*WHAT TO WORK ON:* All of the data below should be written out exactly.

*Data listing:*
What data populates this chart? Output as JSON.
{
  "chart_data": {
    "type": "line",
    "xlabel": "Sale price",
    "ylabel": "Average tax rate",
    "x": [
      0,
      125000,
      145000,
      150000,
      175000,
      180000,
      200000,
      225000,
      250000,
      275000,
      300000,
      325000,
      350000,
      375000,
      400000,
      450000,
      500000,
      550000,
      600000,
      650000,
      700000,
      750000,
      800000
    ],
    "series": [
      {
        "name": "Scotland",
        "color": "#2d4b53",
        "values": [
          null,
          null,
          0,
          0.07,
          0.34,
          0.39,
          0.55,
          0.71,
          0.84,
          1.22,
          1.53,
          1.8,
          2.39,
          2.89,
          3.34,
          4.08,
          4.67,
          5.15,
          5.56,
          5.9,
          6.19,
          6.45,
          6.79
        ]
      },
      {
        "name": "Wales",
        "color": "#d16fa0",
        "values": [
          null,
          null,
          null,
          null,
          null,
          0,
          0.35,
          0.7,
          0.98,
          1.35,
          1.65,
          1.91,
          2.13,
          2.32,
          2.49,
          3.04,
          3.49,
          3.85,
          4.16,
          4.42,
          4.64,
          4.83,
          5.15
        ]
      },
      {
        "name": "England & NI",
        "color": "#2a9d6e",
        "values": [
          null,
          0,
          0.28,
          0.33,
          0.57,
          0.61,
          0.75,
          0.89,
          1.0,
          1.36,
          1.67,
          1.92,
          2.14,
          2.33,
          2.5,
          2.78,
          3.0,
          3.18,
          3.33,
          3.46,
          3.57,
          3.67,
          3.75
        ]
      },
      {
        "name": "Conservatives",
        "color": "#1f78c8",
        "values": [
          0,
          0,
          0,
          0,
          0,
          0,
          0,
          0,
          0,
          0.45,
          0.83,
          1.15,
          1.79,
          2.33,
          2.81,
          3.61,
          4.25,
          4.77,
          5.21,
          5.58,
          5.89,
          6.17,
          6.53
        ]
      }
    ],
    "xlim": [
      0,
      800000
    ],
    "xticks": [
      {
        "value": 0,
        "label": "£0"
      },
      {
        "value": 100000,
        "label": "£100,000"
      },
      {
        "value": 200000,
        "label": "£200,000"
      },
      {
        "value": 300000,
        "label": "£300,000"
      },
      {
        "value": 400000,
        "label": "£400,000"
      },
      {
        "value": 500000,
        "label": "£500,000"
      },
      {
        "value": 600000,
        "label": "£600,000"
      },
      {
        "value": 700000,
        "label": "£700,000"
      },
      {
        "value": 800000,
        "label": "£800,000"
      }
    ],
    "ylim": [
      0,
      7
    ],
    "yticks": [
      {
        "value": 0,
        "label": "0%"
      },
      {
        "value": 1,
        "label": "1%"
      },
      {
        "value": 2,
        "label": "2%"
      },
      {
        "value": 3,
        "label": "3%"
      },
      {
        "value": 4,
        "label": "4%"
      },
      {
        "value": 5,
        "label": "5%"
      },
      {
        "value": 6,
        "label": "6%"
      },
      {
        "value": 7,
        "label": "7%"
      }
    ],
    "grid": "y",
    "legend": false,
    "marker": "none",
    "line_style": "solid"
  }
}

*OUTPUT OF THE EXERCISE:*
What data populates this chart? Output as JSON.
{
  "chart_data": {
    "type": "line",
    "xlabel": "Sale price",
    "ylabel": "Average tax rate",
    "x": [
      0,
      125000,
      145000,
      150000,
      175000,
      180000,
      200000,
      225000,
      250000,
      275000,
      300000,
      325000,
      350000,
      375000,
      400000,
      450000,
      500000,
      550000,
      600000,
      650000,
      700000,
      750000,
      800000
    ],
    "series": [
      {
        "name": "Scotland",
        "color": "#2d4b53",
        "values": [
          null,
          null,
          0,
          0.07,
          0.34,
          0.39,
          0.55,
          0.71,
          0.84,
          1.22,
          1.53,
          1.8,
          2.39,
          2.89,
          3.34,
          4.08,
          4.67,
          5.15,
          5.56,
          5.9,
          6.19,
          6.45,
          6.79
        ]
      },
      {
        "name": "Wales",
        "color": "#d16fa0",
        "values": [
          null,
          null,
          null,
          null,
          null,
          0,
          0.35,
          0.7,
          0.98,
          1.35,
          1.65,
          1.91,
          2.13,
          2.32,
          2.49,
          3.04,
          3.49,
          3.85,
          4.16,
          4.42,
          4.64,
          4.83,
          5.15
        ]
      },
      {
        "name": "England & NI",
        "color": "#2a9d6e",
        "values": [
          null,
          0,
          0.28,
          0.33,
          0.57,
          0.61,
          0.75,
          0.89,
          1.0,
          1.36,
          1.67,
          1.92,
          2.14,
          2.33,
          2.5,
          2.78,
          3.0,
          3.18,
          3.33,
          3.46,
          3.57,
          3.67,
          3.75
        ]
      },
      {
        "name": "Conservatives",
        "color": "#1f78c8",
        "values": [
          0,
          0,
          0,
          0,
          0,
          0,
          0,
          0,
          0,
          0.45,
          0.83,
          1.15,
          1.79,
          2.33,
          2.81,
          3.61,
          4.25,
          4.77,
          5.21,
          5.58,
          5.89,
          6.17,
          6.53
        ]
      }
    ],
    "xlim": [
      0,
      800000
    ],
    "xticks": [
      {
        "value": 0,
        "label": "£0"
      },
      {
        "value": 100000,
        "label": "£100,000"
      },
      {
        "value": 200000,
        "label": "£200,000"
      },
      {
        "value": 300000,
        "label": "£300,000"
      },
      {
        "value": 400000,
        "label": "£400,000"
      },
      {
        "value": 500000,
        "label": "£500,000"
      },
      {
        "value": 600000,
        "label": "£600,000"
      },
      {
        "value": 700000,
        "label": "£700,000"
      },
      {
        "value": 800000,
        "label": "£800,000"
      }
    ],
    "ylim": [
      0,
      7
    ],
    "yticks": [
      {
        "value": 0,
        "label": "0%"
      },
      {
        "value": 1,
        "label": "1%"
      },
      {
        "value": 2,
        "label": "2%"
      },
      {
        "value": 3,
        "label": "3%"
      },
      {
        "value": 4,
        "label": "4%"
      },
      {
        "value": 5,
        "label": "5%"
      },
      {
        "value": 6,
        "label": "6%"
      },
      {
        "value": 7,
        "label": "7%"
      }
    ],
    "grid": "y",
    "legend": false,
    "marker": "none",
    "line_style": "solid"
  }
}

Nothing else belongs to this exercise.